# Brief:
The entries that follow should be written out exactly.

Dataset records
[start]
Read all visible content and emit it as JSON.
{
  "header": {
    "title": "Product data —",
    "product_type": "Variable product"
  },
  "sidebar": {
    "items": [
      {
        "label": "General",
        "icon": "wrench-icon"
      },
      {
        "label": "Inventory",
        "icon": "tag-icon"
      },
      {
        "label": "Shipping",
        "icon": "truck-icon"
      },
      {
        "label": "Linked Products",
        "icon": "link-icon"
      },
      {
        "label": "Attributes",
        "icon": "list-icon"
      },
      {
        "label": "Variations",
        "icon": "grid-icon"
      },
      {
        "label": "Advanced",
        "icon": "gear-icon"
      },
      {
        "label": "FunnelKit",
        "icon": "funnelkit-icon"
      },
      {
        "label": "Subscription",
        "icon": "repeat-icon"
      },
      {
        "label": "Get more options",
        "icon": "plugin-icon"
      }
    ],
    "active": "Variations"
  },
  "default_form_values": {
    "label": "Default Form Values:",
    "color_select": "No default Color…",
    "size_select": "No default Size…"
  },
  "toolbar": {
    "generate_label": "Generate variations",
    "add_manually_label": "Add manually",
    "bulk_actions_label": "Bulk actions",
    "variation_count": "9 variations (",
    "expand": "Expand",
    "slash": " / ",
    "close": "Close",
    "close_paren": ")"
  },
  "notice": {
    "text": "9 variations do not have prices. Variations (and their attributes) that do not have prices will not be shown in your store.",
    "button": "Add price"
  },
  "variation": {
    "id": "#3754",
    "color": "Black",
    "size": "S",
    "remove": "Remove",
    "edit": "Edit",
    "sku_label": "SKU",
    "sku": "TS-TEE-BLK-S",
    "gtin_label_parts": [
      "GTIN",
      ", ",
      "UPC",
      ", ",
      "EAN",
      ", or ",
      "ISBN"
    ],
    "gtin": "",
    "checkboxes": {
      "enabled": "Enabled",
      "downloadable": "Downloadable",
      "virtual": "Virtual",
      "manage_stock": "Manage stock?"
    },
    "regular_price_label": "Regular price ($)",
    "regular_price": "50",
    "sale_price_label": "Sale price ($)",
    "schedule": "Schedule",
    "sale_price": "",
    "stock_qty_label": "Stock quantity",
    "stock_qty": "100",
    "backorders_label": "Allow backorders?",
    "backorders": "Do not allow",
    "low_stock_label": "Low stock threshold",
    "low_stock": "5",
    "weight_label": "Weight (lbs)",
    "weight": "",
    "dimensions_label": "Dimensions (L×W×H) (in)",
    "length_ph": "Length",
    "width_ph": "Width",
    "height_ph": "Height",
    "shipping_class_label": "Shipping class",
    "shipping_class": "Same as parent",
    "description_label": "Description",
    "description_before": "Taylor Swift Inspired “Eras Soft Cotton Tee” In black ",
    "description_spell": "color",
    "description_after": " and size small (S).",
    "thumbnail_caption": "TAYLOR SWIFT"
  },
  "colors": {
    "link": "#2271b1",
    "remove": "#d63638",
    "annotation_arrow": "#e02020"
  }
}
[end]
# Exercise answer:
Read all visible content and emit it as JSON.
{
  "header": {
    "title": "Product data —",
    "product_type": "Variable product"
  },
  "sidebar": {
    "items": [
      {
        "label": "General",
        "icon": "wrench-icon"
      },
      {
        "label": "Inventory",
        "icon": "tag-icon"
      },
      {
        "label": "Shipping",
        "icon": "truck-icon"
      },
      {
        "label": "Linked Products",
        "icon": "link-icon"
      },
      {
        "label": "Attributes",
        "icon": "list-icon"
      },
      {
        "label": "Variations",
        "icon": "grid-icon"
      },
      {
        "label": "Advanced",
        "icon": "gear-icon"
      },
      {
        "label": "FunnelKit",
        "icon": "funnelkit-icon"
      },
      {
        "label": "Subscription",
        "icon": "repeat-icon"
      },
      {
        "label": "Get more options",
        "icon": "plugin-icon"
      }
    ],
    "active": "Variations"
  },
  "default_form_values": {
    "label": "Default Form Values:",
    "color_select": "No default Color…",
    "size_select": "No default Size…"
  },
  "toolbar": {
    "generate_label": "Generate variations",
    "add_manually_label": "Add manually",
    "bulk_actions_label": "Bulk actions",
    "variation_count": "9 variations (",
    "expand": "Expand",
    "slash": " / ",
    "close": "Close",
    "close_paren": ")"
  },
  "notice": {
    "text": "9 variations do not have prices. Variations (and their attributes) that do not have prices will not be shown in your store.",
    "button": "Add price"
  },
  "variation": {
    "id": "#3754",
    "color": "Black",
    "size": "S",
    "remove": "Remove",
    "edit": "Edit",
    "sku_label": "SKU",
    "sku": "TS-TEE-BLK-S",
    "gtin_label_parts": [
      "GTIN",
      ", ",
      "UPC",
      ", ",
      "EAN",
      ", or ",
      "ISBN"
    ],
    "gtin": "",
    "checkboxes": {
      "enabled": "Enabled",
      "downloadable": "Downloadable",
      "virtual": "Virtual",
      "manage_stock": "Manage stock?"
    },
    "regular_price_label": "Regular price ($)",
    "regular_price": "50",
    "sale_price_label": "Sale price ($)",
    "schedule": "Schedule",
    "sale_price": "",
    "stock_qty_label": "Stock quantity",
    "stock_qty": "100",
    "backorders_label": "Allow backorders?",
    "backorders": "Do not allow",
    "low_stock_label": "Low stock threshold",
    "low_stock": "5",
    "weight_label": "Weight (lbs)",
    "weight": "",
    "dimensions_label": "Dimensions (L×W×H) (in)",
    "length_ph": "Length",
    "width_ph": "Width",
    "height_ph": "Height",
    "shipping_class_label": "Shipping class",
    "shipping_class": "Same as parent",
    "description_label": "Description",
    "description_before": "Taylor Swift Inspired “Eras Soft Cotton Tee” In black ",
    "description_spell": "color",
    "description_after": " and size small (S).",
    "thumbnail_caption": "TAYLOR SWIFT"
  },
  "colors": {
    "link": "#2271b1",
    "remove": "#d63638",
    "annotation_arrow": "#e02020"
  }
}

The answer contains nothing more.